# [BRIEF]
The records underneath are to be repeated exactly, with the pictures left out.

# [DATA EXCERPTS]
======

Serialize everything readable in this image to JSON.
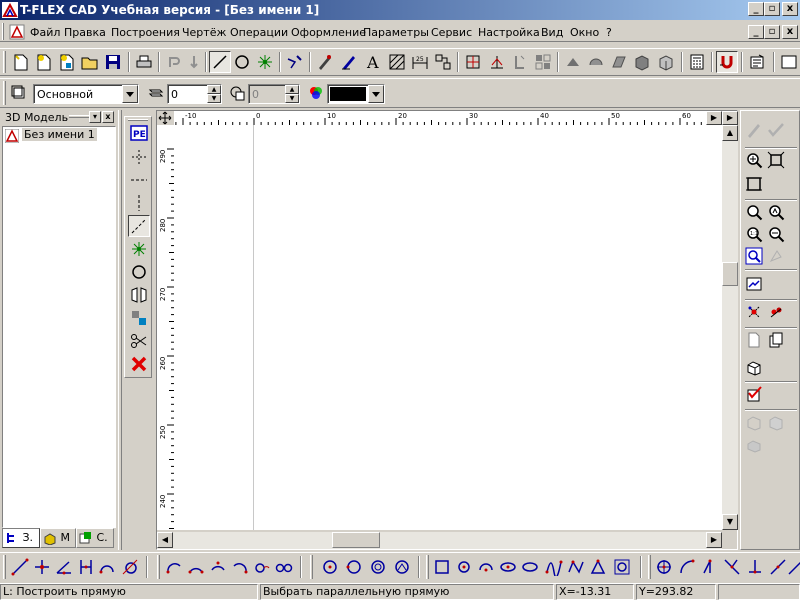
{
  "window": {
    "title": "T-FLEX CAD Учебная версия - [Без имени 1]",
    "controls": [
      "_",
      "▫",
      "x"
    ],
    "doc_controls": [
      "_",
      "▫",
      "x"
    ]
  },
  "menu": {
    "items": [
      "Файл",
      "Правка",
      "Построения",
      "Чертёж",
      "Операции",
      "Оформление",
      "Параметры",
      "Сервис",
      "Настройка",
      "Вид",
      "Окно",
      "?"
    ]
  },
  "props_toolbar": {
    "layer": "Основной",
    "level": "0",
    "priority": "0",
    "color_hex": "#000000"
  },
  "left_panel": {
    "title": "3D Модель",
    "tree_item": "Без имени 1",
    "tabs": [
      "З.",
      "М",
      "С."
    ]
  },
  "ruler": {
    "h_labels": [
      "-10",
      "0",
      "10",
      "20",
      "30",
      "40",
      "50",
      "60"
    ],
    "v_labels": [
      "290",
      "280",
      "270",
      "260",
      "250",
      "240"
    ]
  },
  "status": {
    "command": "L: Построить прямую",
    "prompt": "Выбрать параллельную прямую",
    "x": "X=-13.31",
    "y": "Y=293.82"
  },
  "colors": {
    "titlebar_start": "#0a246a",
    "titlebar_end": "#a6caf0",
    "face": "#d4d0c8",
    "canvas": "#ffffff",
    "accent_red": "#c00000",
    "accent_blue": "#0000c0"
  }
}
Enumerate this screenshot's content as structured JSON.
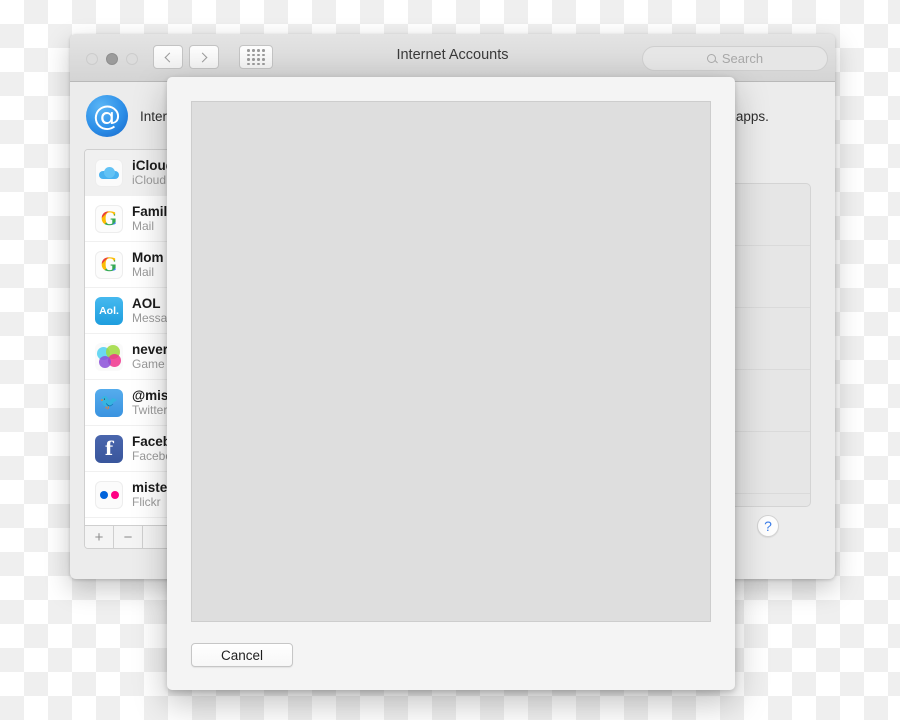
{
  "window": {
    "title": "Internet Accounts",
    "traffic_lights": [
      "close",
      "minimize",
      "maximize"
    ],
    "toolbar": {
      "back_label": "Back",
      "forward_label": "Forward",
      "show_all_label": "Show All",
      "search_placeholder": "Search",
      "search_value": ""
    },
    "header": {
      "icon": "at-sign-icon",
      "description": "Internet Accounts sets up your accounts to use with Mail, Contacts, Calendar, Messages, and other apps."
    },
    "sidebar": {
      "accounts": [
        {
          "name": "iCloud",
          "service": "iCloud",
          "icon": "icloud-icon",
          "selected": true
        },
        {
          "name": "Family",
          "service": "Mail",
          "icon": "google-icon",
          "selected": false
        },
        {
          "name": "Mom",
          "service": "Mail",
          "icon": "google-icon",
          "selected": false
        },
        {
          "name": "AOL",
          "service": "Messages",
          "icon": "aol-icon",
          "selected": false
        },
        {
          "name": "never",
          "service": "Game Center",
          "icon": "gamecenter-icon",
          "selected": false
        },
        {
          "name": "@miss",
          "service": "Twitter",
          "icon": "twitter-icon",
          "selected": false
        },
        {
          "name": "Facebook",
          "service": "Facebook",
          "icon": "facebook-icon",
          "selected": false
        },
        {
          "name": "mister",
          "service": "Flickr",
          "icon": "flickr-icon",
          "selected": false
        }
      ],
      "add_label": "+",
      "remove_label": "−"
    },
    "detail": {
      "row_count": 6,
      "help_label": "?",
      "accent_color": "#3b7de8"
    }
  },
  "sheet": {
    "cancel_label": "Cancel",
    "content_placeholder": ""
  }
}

======

# [TASK SOLUTION]
Serialize everything readable in this image to JSON.
{
  "window": {
    "title": "T-FLEX CAD Учебная версия - [Без имени 1]",
    "controls": [
      "_",
      "▫",
      "x"
    ],
    "doc_controls": [
      "_",
      "▫",
      "x"
    ]
  },
  "menu": {
    "items": [
      "Файл",
      "Правка",
      "Построения",
      "Чертёж",
      "Операции",
      "Оформление",
      "Параметры",
      "Сервис",
      "Настройка",
      "Вид",
      "Окно",
      "?"
    ]
  },
  "props_toolbar": {
    "layer": "Основной",
    "level": "0",
    "priority": "0",
    "color_hex": "#000000"
  },
  "left_panel": {
    "title": "3D Модель",
    "tree_item": "Без имени 1",
    "tabs": [
      "З.",
      "М",
      "С."
    ]
  },
  "ruler": {
    "h_labels": [
      "-10",
      "0",
      "10",
      "20",
      "30",
      "40",
      "50",
      "60"
    ],
    "v_labels": [
      "290",
      "280",
      "270",
      "260",
      "250",
      "240"
    ]
  },
  "status": {
    "command": "L: Построить прямую",
    "prompt": "Выбрать параллельную прямую",
    "x": "X=-13.31",
    "y": "Y=293.82"
  },
  "colors": {
    "titlebar_start": "#0a246a",
    "titlebar_end": "#a6caf0",
    "face": "#d4d0c8",
    "canvas": "#ffffff",
    "accent_red": "#c00000",
    "accent_blue": "#0000c0"
  }
}
Enumerate this screenshot's content as structured JSON.
{
  "window": {
    "title": "Internet Accounts",
    "traffic_lights": [
      "close",
      "minimize",
      "maximize"
    ],
    "toolbar": {
      "back_label": "Back",
      "forward_label": "Forward",
      "show_all_label": "Show All",
      "search_placeholder": "Search",
      "search_value": ""
    },
    "header": {
      "icon": "at-sign-icon",
      "description": "Internet Accounts sets up your accounts to use with Mail, Contacts, Calendar, Messages, and other apps."
    },
    "sidebar": {
      "accounts": [
        {
          "name": "iCloud",
          "service": "iCloud",
          "icon": "icloud-icon",
          "selected": true
        },
        {
          "name": "Family",
          "service": "Mail",
          "icon": "google-icon",
          "selected": false
        },
        {
          "name": "Mom",
          "service": "Mail",
          "icon": "google-icon",
          "selected": false
        },
        {
          "name": "AOL",
          "service": "Messages",
          "icon": "aol-icon",
          "selected": false
        },
        {
          "name": "never",
          "service": "Game Center",
          "icon": "gamecenter-icon",
          "selected": false
        },
        {
          "name": "@miss",
          "service": "Twitter",
          "icon": "twitter-icon",
          "selected": false
        },
        {
          "name": "Facebook",
          "service": "Facebook",
          "icon": "facebook-icon",
          "selected": false
        },
        {
          "name": "mister",
          "service": "Flickr",
          "icon": "flickr-icon",
          "selected": false
        }
      ],
      "add_label": "+",
      "remove_label": "−"
    },
    "detail": {
      "row_count": 6,
      "help_label": "?",
      "accent_color": "#3b7de8"
    }
  },
  "sheet": {
    "cancel_label": "Cancel",
    "content_placeholder": ""
  }
}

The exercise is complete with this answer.